* [Short task]:
Write out every line of the data below as a Markdown table with the columns "Row" and "Line", numbering each row. Leave out the pictures and any blank lines.

* [Data lines]:
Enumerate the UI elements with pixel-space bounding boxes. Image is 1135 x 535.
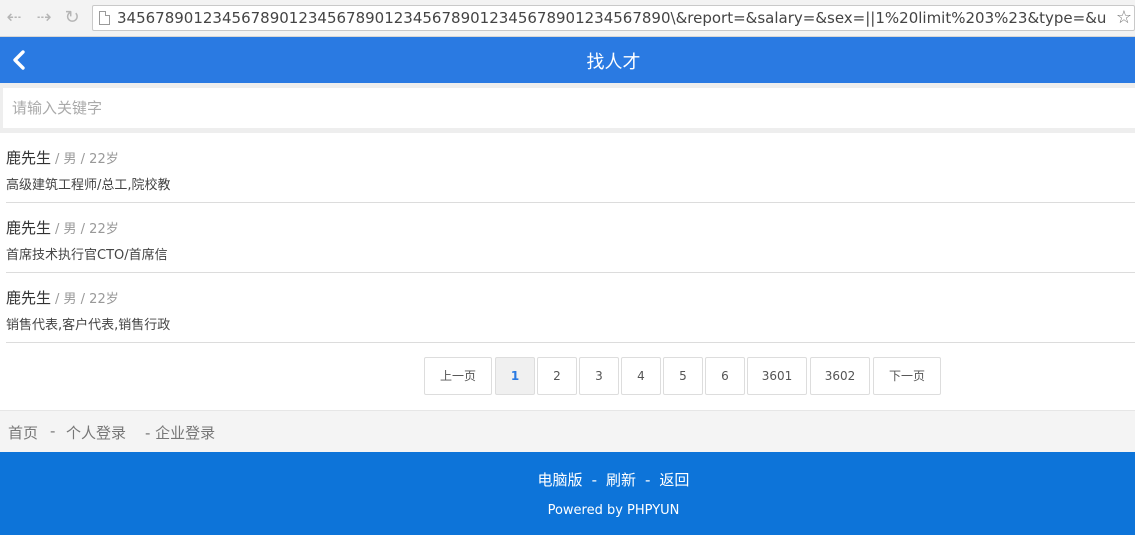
footer-nav: 首页 - 个人登录 - 企业登录 [0,410,1135,452]
next-page-button[interactable]: 下一页 [873,357,941,395]
powered-by-text: Powered by PHPYUN [547,503,680,518]
resume-name[interactable]: 鹿先生 [6,289,51,307]
refresh-link[interactable]: 刷新 [606,471,636,489]
page-link-3602[interactable]: 3602 [810,357,870,395]
page-icon [99,11,110,25]
browser-back-icon[interactable]: ⇠ [2,6,26,30]
footer-separator: - [645,471,651,489]
page-title: 找人才 [586,52,641,73]
site-footer: 电脑版 - 刷新 - 返回 Powered by PHPYUN [0,452,1135,535]
resume-job: 销售代表,客户代表,销售行政 [6,318,171,333]
page-link-3601[interactable]: 3601 [747,357,807,395]
personal-login-link[interactable]: 个人登录 [66,422,126,443]
resume-meta: / 男 / 22岁 [55,222,119,237]
company-login-link[interactable]: - 企业登录 [145,422,215,443]
resume-head: 鹿先生 / 男 / 22岁 [6,287,119,308]
list-item[interactable]: 鹿先生 / 男 / 22岁 销售代表,客户代表,销售行政 [6,273,1135,343]
page-link-2[interactable]: 2 [537,357,577,395]
footer-separator: - [591,471,597,489]
bookmark-star-icon[interactable]: ☆ [1116,7,1132,28]
address-bar[interactable]: 3456789012345678901234567890123456789012… [92,5,1135,31]
footer-separator: - [50,422,56,440]
url-text[interactable]: 3456789012345678901234567890123456789012… [117,9,1107,27]
app-header: 找人才 [0,37,1135,83]
page-link-3[interactable]: 3 [579,357,619,395]
resume-name[interactable]: 鹿先生 [6,149,51,167]
resume-meta: / 男 / 22岁 [55,292,119,307]
home-link[interactable]: 首页 [8,422,38,443]
search-bar [0,83,1135,133]
resume-list: 鹿先生 / 男 / 22岁 高级建筑工程师/总工,院校教 鹿先生 / 男 / 22岁… [6,133,1135,343]
page-link-6[interactable]: 6 [705,357,745,395]
footer-links: 电脑版 - 刷新 - 返回 [0,469,1135,490]
resume-head: 鹿先生 / 男 / 22岁 [6,217,119,238]
resume-job: 高级建筑工程师/总工,院校教 [6,178,171,193]
browser-forward-icon[interactable]: ⇢ [32,6,56,30]
resume-head: 鹿先生 / 男 / 22岁 [6,147,119,168]
resume-meta: / 男 / 22岁 [55,152,119,167]
resume-name[interactable]: 鹿先生 [6,219,51,237]
pc-version-link[interactable]: 电脑版 [538,471,583,489]
prev-page-button[interactable]: 上一页 [424,357,492,395]
list-item[interactable]: 鹿先生 / 男 / 22岁 首席技术执行官CTO/首席信 [6,203,1135,273]
search-input[interactable] [3,88,1135,128]
page-link-5[interactable]: 5 [663,357,703,395]
list-item[interactable]: 鹿先生 / 男 / 22岁 高级建筑工程师/总工,院校教 [6,133,1135,203]
resume-job: 首席技术执行官CTO/首席信 [6,248,168,263]
browser-toolbar: ⇠ ⇢ ↻ 3456789012345678901234567890123456… [0,0,1135,37]
page-link-4[interactable]: 4 [621,357,661,395]
back-link[interactable]: 返回 [659,471,689,489]
browser-reload-icon[interactable]: ↻ [60,6,84,30]
page-link-1[interactable]: 1 [495,357,535,395]
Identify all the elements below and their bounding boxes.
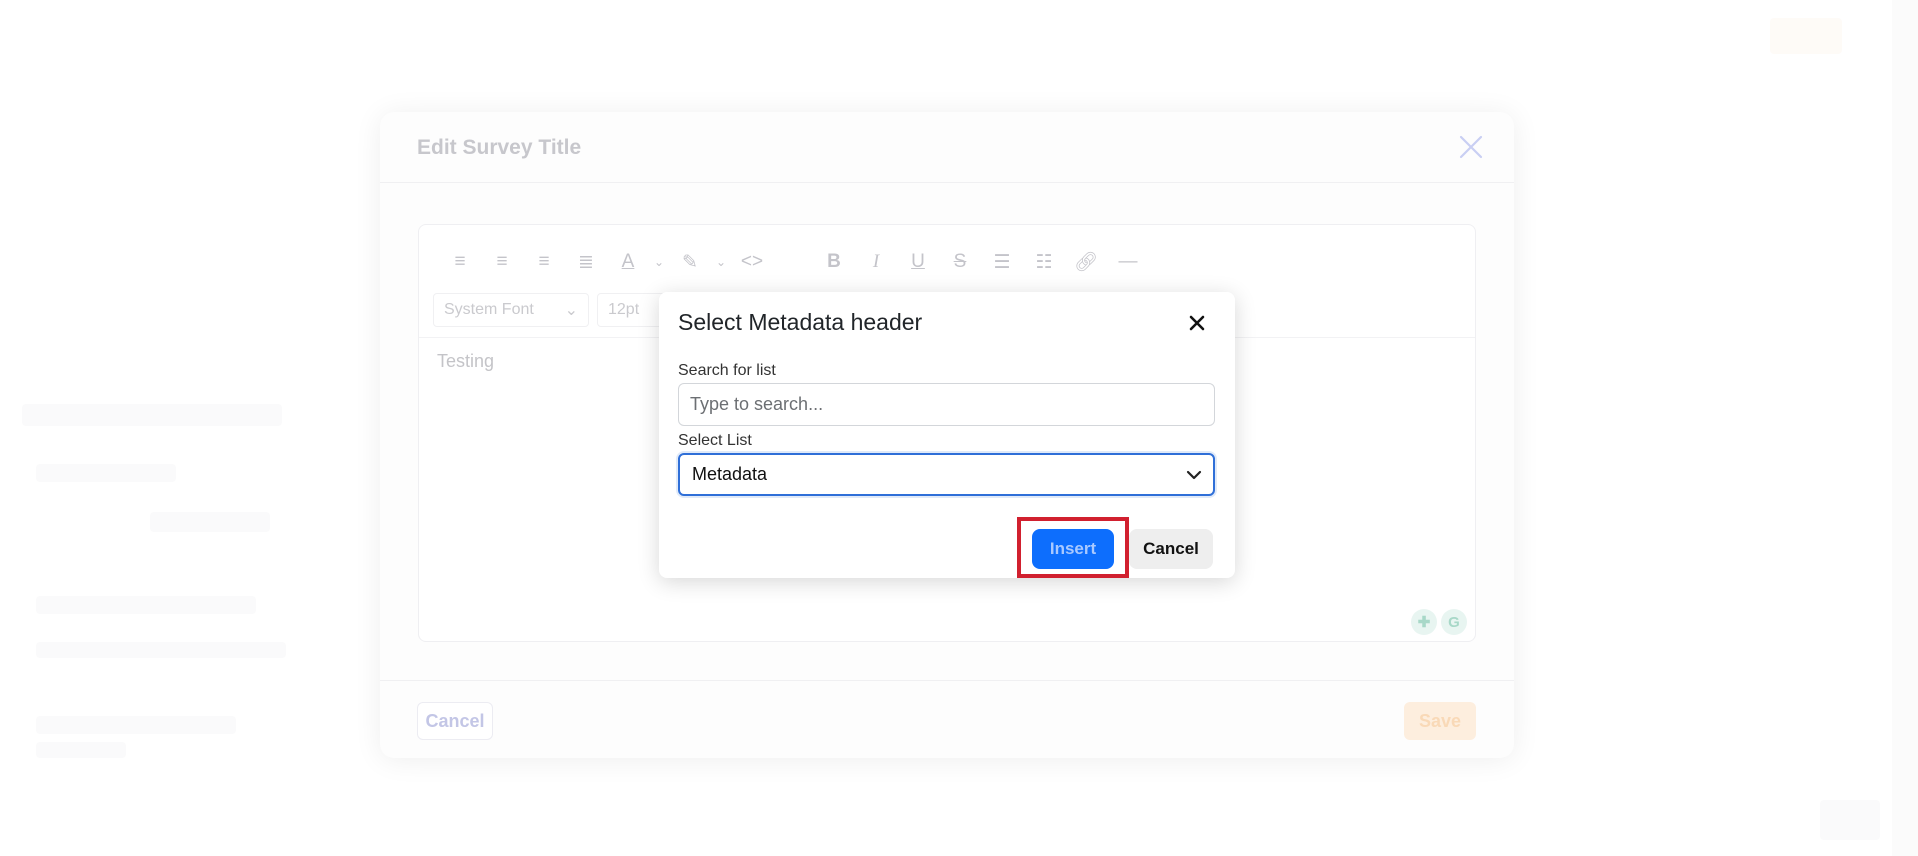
edit-cancel-button[interactable]: Cancel [417, 702, 493, 740]
close-icon[interactable] [1456, 132, 1486, 162]
edit-modal-footer-divider [380, 680, 1514, 681]
insert-button[interactable]: Insert [1032, 529, 1114, 569]
link-icon[interactable]: 🔗︎ [1065, 245, 1107, 279]
grammarly-icon[interactable]: G [1441, 609, 1467, 635]
select-list-value: Metadata [692, 464, 768, 484]
lightbulb-icon[interactable]: ✚ [1411, 609, 1437, 635]
code-icon[interactable]: <> [731, 245, 773, 279]
select-list-label: Select List [678, 432, 752, 449]
grammarly-widget[interactable]: ✚ G [1411, 609, 1467, 635]
save-button[interactable]: Save [1404, 702, 1476, 740]
dialog-title: Select Metadata header [678, 309, 923, 335]
chevron-down-icon[interactable]: ⌄ [711, 245, 731, 279]
chevron-down-icon: ⌄ [564, 302, 578, 319]
align-left-icon[interactable]: ≡ [439, 245, 481, 279]
cancel-button[interactable]: Cancel [1129, 529, 1213, 569]
search-input[interactable] [678, 383, 1215, 426]
font-size-value: 12pt [608, 301, 640, 318]
editor-toolbar: ≡ ≡ ≡ ≣ A ⌄ ✎ ⌄ <> B I U S ☰ ☷ 🔗︎ — [439, 245, 1149, 279]
select-list-dropdown[interactable]: Metadata [678, 453, 1215, 496]
align-justify-icon[interactable]: ≣ [565, 245, 607, 279]
strikethrough-icon[interactable]: S [939, 245, 981, 279]
select-metadata-dialog: Select Metadata header Search for list S… [659, 292, 1235, 578]
underline-icon[interactable]: U [897, 245, 939, 279]
horizontal-rule-icon[interactable]: — [1107, 245, 1149, 279]
highlight-color-icon[interactable]: ✎ [669, 245, 711, 279]
numbered-list-icon[interactable]: ☷ [1023, 245, 1065, 279]
chevron-down-icon[interactable]: ⌄ [649, 245, 669, 279]
close-icon[interactable] [1185, 311, 1209, 335]
bullet-list-icon[interactable]: ☰ [981, 245, 1023, 279]
italic-icon[interactable]: I [855, 245, 897, 279]
editor-content[interactable]: Testing [437, 351, 494, 372]
font-family-select[interactable]: System Font ⌄ [433, 293, 589, 327]
text-color-icon[interactable]: A [607, 245, 649, 279]
chevron-down-icon [1185, 466, 1203, 484]
edit-modal-header-divider [380, 182, 1514, 183]
align-right-icon[interactable]: ≡ [523, 245, 565, 279]
font-family-value: System Font [444, 301, 534, 318]
search-label: Search for list [678, 362, 776, 379]
edit-modal-title: Edit Survey Title [417, 136, 582, 159]
bold-icon[interactable]: B [813, 245, 855, 279]
align-center-icon[interactable]: ≡ [481, 245, 523, 279]
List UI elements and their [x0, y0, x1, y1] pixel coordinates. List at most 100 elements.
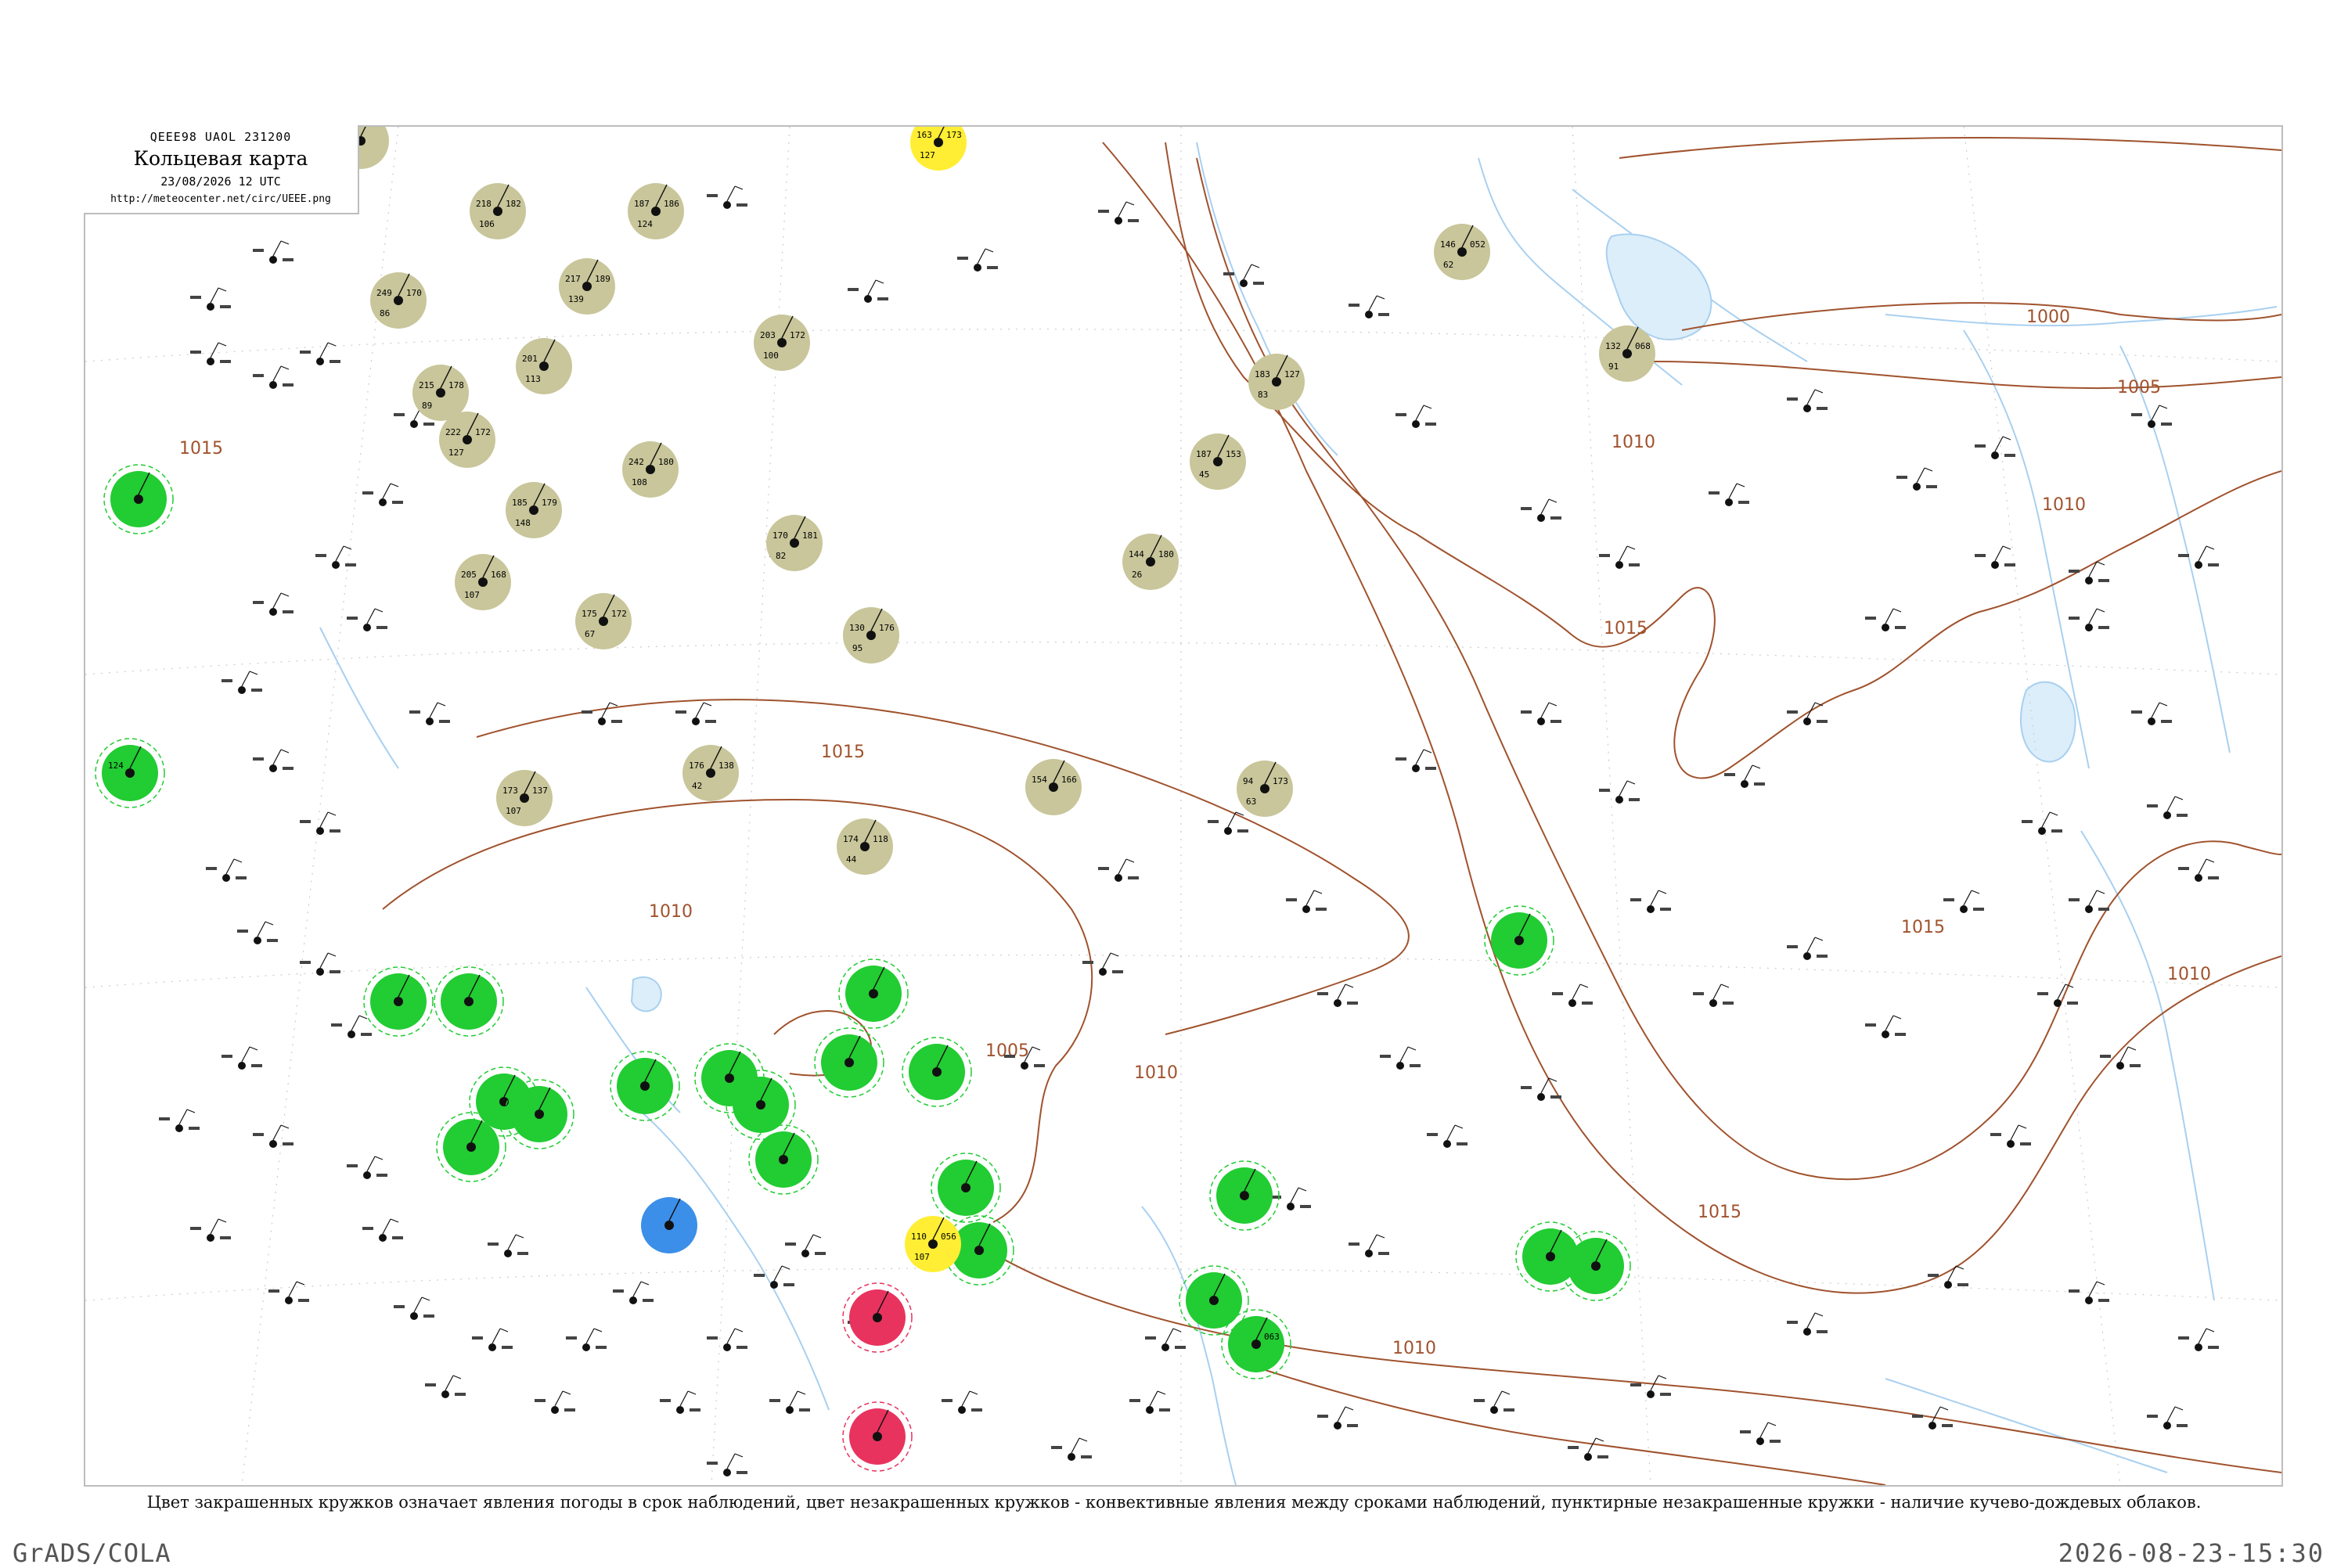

* [Task solution]:
| Row | Line |
|---|---|
| 1 | Enumerate the UI elements with pixel-space bounding boxes. Image is 1135 x 535. |
| 2 | footer-nav: 首页 - 个人登录 - 企业登录 [0,410,1135,452] |
| 3 | next-page-button[interactable]: 下一页 [873,357,941,395] |
| 4 | powered-by-text: Powered by PHPYUN [547,503,680,518] |
| 5 | resume-name[interactable]: 鹿先生 [6,289,51,307] |
| 6 | refresh-link[interactable]: 刷新 [606,471,636,489] |
| 7 | page-link-3602[interactable]: 3602 [810,357,870,395] |
| 8 | page-icon [99,11,110,25] |
| 9 | browser-back-icon[interactable]: ⇠ [2,6,26,30] |
| 10 | footer-separator: - [645,471,651,489] |
| 11 | page-title: 找人才 [586,52,641,73] |
| 12 | site-footer: 电脑版 - 刷新 - 返回 Powered by PHPYUN [0,452,1135,535] |
| 13 | resume-job: 销售代表,客户代表,销售行政 [6,318,171,333] |
| 14 | page-link-3601[interactable]: 3601 [747,357,807,395] |
| 15 | personal-login-link[interactable]: 个人登录 [66,422,126,443] |
| 16 | resume-meta: / 男 / 22岁 [55,222,119,237] |
| 17 | company-login-link[interactable]: - 企业登录 [145,422,215,443] |
| 18 | resume-head: 鹿先生 / 男 / 22岁 [6,287,119,308] |
| 19 | list-item[interactable]: 鹿先生 / 男 / 22岁 销售代表,客户代表,销售行政 [6,273,1135,343] |
| 20 | page-link-2[interactable]: 2 [537,357,577,395] |
| 21 | footer-separator: - [591,471,597,489] |
| 22 | bookmark-star-icon[interactable]: ☆ [1116,7,1132,28] |
| 23 | address-bar[interactable]: 3456789012345678901234567890123456789012… [92,5,1135,31] |
| 24 | footer-separator: - [50,422,56,440] |
| 25 | url-text[interactable]: 3456789012345678901234567890123456789012… [117,9,1107,27] |
| 26 | app-header: 找人才 [0,37,1135,83] |
| 27 | page-link-3[interactable]: 3 [579,357,619,395] |
| 28 | resume-name[interactable]: 鹿先生 [6,149,51,167] |
| 29 | resume-meta: / 男 / 22岁 [55,292,119,307] |
| 30 | home-link[interactable]: 首页 [8,422,38,443] |
| 31 | search-bar [0,83,1135,133] |
| 32 | resume-list: 鹿先生 / 男 / 22岁 高级建筑工程师/总工,院校教 鹿先生 / 男 / 22岁… [6,133,1135,343] |
| 33 | page-link-6[interactable]: 6 [705,357,745,395] |
| 34 | footer-links: 电脑版 - 刷新 - 返回 [0,469,1135,490] |
| 35 | resume-head: 鹿先生 / 男 / 22岁 [6,217,119,238] |
| 36 | resume-job: 高级建筑工程师/总工,院校教 [6,178,171,193] |
| 37 | browser-forward-icon[interactable]: ⇢ [32,6,56,30] |
| 38 | resume-head: 鹿先生 / 男 / 22岁 [6,147,119,168] |
| 39 | resume-meta: / 男 / 22岁 [55,152,119,167] |
| 40 | resume-name[interactable]: 鹿先生 [6,219,51,237] |
| 41 | pc-version-link[interactable]: 电脑版 [538,471,583,489] |
| 42 | prev-page-button[interactable]: 上一页 [424,357,492,395] |
| 43 | list-item[interactable]: 鹿先生 / 男 / 22岁 首席技术执行官CTO/首席信 [6,203,1135,273] |
| 44 | search-input[interactable] [3,88,1135,128] |
| 45 | page-link-5[interactable]: 5 [663,357,703,395] |
| 46 | list-item[interactable]: 鹿先生 / 男 / 22岁 高级建筑工程师/总工,院校教 [6,133,1135,203] |
| 47 | resume-job: 首席技术执行官CTO/首席信 [6,248,168,263] |
| 48 | browser-toolbar: ⇠ ⇢ ↻ 3456789012345678901234567890123456… [0,0,1135,37] |
| 49 | page-link-4[interactable]: 4 [621,357,661,395] |
| 50 | back-link[interactable]: 返回 [659,471,689,489] |
| 51 | browser-reload-icon[interactable]: ↻ [60,6,84,30] |
| 52 | page-link-1[interactable]: 1 [495,357,535,395] |
| 53 | Identify all the elements below and their bounding boxes. |
| 54 | edit-cancel-button[interactable]: Cancel [417, 702, 493, 740] |
| 55 | close-icon[interactable] [1456, 132, 1486, 162] |
| 56 | edit-modal-footer-divider [380, 680, 1514, 681] |
| 57 | insert-button[interactable]: Insert [1032, 529, 1114, 569] |
| 58 | link-icon[interactable]: 🔗︎ [1065, 245, 1107, 279] |
| 59 | grammarly-icon[interactable]: G [1441, 609, 1467, 635] |
| 60 | select-list-value: Metadata [692, 464, 768, 484] |
| 61 | lightbulb-icon[interactable]: ✚ [1411, 609, 1437, 635] |
| 62 | code-icon[interactable]: <> [731, 245, 773, 279] |
| 63 | select-list-label: Select List [678, 432, 752, 449] |
| 64 | grammarly-widget[interactable]: ✚ G [1411, 609, 1467, 635] |
| 65 | save-button[interactable]: Save [1404, 702, 1476, 740] |
| 66 | dialog-title: Select Metadata header [678, 309, 923, 335] |
| 67 | chevron-down-icon[interactable]: ⌄ [711, 245, 731, 279] |
| 68 | chevron-down-icon: ⌄ [564, 302, 578, 319] |
| 69 | align-left-icon[interactable]: ≡ [439, 245, 481, 279] |
| 70 | cancel-button[interactable]: Cancel [1129, 529, 1213, 569] |
| 71 | search-input[interactable] [678, 383, 1215, 426] |
| 72 | font-size-value: 12pt [608, 301, 640, 318] |
| 73 | editor-toolbar: ≡ ≡ ≡ ≣ A ⌄ ✎ ⌄ <> B I U S ☰ ☷ 🔗︎ — [439, 245, 1149, 279] |
| 74 | select-list-dropdown[interactable]: Metadata [678, 453, 1215, 496] |
| 75 | align-justify-icon[interactable]: ≣ [565, 245, 607, 279] |
| 76 | strikethrough-icon[interactable]: S [939, 245, 981, 279] |
| 77 | select-metadata-dialog: Select Metadata header Search for list S… [659, 292, 1235, 578] |
| 78 | underline-icon[interactable]: U [897, 245, 939, 279] |
| 79 | horizontal-rule-icon[interactable]: — [1107, 245, 1149, 279] |
| 80 | highlight-color-icon[interactable]: ✎ [669, 245, 711, 279] |
| 81 | numbered-list-icon[interactable]: ☷ [1023, 245, 1065, 279] |
| 82 | chevron-down-icon[interactable]: ⌄ [649, 245, 669, 279] |
| 83 | close-icon[interactable] [1185, 311, 1209, 335] |
| 84 | bullet-list-icon[interactable]: ☰ [981, 245, 1023, 279] |
| 85 | italic-icon[interactable]: I [855, 245, 897, 279] |
| 86 | editor-content[interactable]: Testing [437, 351, 494, 372] |
| 87 | font-family-select[interactable]: System Font ⌄ [433, 293, 589, 327] |
| 88 | text-color-icon[interactable]: A [607, 245, 649, 279] |
| 89 | chevron-down-icon [1185, 466, 1203, 484] |
| 90 | edit-modal-header-divider [380, 182, 1514, 183] |
| 91 | align-right-icon[interactable]: ≡ [523, 245, 565, 279] |
| 92 | font-family-value: System Font [444, 301, 534, 318] |
| 93 | search-label: Search for list [678, 362, 776, 379] |
| 94 | edit-modal-title: Edit Survey Title [417, 136, 582, 159] |
| 95 | bold-icon[interactable]: B [813, 245, 855, 279] |
| 96 | align-center-icon[interactable]: ≡ [481, 245, 523, 279] |
| 97 | List UI elements and their [x0, y0, x1, y1] pixel coordinates. List at most 100 elements. |